● Source material:
◆ ◆ ◆ ◆

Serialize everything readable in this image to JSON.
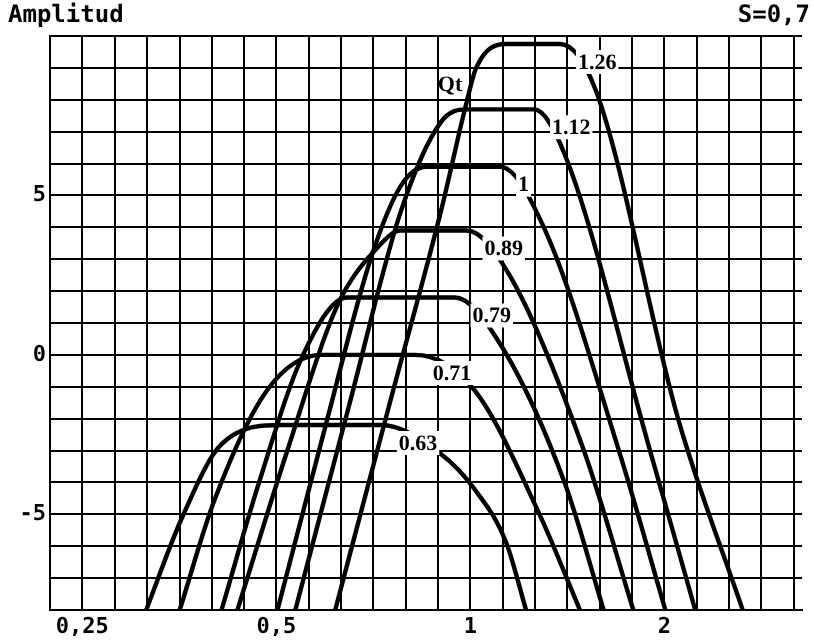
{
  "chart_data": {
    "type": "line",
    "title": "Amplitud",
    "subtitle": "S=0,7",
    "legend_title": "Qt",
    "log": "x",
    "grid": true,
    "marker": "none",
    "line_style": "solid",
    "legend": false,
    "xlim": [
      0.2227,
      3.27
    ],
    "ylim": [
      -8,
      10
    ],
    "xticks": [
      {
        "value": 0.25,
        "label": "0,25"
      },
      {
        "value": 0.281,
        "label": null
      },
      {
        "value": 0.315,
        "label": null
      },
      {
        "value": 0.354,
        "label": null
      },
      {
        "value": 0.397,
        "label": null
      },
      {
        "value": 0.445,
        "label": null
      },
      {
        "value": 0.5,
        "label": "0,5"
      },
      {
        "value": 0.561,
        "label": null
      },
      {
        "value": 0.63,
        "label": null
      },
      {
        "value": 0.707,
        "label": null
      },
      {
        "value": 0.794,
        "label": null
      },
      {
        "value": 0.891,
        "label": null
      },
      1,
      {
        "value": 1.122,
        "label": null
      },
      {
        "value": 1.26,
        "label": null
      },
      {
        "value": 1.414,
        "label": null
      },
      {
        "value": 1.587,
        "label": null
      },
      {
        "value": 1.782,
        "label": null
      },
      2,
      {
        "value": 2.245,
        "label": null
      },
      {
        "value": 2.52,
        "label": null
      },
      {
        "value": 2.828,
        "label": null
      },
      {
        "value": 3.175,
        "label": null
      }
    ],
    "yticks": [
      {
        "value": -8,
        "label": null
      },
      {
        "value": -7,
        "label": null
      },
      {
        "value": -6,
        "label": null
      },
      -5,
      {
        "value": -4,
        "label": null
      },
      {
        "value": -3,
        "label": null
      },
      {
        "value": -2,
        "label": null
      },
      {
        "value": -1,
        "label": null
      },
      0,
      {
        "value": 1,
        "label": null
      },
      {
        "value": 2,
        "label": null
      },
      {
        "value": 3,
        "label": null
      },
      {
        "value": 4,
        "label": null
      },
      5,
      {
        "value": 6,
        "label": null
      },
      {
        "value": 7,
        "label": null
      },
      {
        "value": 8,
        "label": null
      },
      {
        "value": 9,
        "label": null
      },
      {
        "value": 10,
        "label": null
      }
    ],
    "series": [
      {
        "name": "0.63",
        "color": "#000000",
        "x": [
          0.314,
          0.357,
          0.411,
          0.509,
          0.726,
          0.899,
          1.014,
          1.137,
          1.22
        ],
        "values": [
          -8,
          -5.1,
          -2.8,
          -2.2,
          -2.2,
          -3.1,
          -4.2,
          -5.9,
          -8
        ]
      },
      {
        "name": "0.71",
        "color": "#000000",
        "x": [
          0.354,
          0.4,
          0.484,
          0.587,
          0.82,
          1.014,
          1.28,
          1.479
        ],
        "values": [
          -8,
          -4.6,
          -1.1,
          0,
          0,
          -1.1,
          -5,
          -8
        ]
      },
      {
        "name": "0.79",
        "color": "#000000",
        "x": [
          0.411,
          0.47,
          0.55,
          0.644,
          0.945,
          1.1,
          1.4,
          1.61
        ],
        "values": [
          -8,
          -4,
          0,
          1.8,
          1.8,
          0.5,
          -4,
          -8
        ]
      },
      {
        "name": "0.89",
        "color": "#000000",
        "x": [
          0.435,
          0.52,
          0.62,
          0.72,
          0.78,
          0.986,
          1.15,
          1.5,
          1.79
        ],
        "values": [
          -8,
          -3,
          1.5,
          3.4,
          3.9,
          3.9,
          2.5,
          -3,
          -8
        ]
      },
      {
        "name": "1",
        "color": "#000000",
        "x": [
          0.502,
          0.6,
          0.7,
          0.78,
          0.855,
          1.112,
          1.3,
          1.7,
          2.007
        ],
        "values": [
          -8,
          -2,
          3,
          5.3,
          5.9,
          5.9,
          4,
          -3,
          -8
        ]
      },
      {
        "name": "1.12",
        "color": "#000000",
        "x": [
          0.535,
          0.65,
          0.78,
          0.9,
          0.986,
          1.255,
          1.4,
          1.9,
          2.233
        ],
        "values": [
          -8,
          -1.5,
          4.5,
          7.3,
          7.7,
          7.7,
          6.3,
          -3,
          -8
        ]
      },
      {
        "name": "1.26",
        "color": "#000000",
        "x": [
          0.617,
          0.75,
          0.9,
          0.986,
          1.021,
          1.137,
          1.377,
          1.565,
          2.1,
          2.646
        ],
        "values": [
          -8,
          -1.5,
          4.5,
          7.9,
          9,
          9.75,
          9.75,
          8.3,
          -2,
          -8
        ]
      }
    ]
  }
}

◆ ◆ ◆ ◆

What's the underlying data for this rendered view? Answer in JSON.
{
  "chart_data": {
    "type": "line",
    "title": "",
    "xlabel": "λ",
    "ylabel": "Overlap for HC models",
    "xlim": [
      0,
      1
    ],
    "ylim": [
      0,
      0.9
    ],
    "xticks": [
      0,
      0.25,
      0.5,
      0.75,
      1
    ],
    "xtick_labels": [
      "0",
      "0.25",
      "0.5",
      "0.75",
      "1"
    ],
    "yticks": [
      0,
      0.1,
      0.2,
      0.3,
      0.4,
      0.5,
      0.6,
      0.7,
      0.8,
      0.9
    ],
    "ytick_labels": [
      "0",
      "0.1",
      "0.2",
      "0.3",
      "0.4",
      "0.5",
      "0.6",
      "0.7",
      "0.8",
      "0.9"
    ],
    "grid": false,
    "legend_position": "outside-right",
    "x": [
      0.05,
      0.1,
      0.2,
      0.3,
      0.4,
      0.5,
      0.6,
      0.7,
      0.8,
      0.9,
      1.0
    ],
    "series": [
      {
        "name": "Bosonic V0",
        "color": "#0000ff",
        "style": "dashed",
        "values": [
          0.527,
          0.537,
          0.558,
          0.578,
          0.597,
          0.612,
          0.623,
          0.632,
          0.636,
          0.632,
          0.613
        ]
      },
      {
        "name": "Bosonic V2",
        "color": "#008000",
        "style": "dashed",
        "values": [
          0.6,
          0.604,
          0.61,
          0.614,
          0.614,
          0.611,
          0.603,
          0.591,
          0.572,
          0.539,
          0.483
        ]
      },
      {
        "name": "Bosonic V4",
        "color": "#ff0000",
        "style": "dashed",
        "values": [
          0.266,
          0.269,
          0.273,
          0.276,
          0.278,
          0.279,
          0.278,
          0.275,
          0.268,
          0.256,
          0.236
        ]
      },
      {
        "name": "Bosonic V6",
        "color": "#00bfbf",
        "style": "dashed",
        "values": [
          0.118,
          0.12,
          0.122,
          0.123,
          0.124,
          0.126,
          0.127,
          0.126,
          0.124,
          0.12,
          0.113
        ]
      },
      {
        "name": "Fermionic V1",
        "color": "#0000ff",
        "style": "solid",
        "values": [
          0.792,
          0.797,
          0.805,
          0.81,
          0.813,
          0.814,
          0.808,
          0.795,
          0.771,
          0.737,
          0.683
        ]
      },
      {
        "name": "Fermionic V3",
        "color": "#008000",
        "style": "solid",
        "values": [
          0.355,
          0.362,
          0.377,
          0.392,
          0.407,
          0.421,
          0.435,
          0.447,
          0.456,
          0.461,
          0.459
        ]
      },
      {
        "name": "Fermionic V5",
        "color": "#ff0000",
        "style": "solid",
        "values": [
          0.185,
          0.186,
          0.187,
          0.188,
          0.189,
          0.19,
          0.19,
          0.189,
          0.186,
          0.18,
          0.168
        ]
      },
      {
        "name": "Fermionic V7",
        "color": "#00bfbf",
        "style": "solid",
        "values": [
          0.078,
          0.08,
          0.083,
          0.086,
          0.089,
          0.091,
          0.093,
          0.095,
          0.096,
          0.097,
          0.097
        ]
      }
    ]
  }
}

◆ ◆ ◆ ◆

● What you will do: Lines containing "Fermionic" are to be counted. State the total and add nothing.

● Output below: 4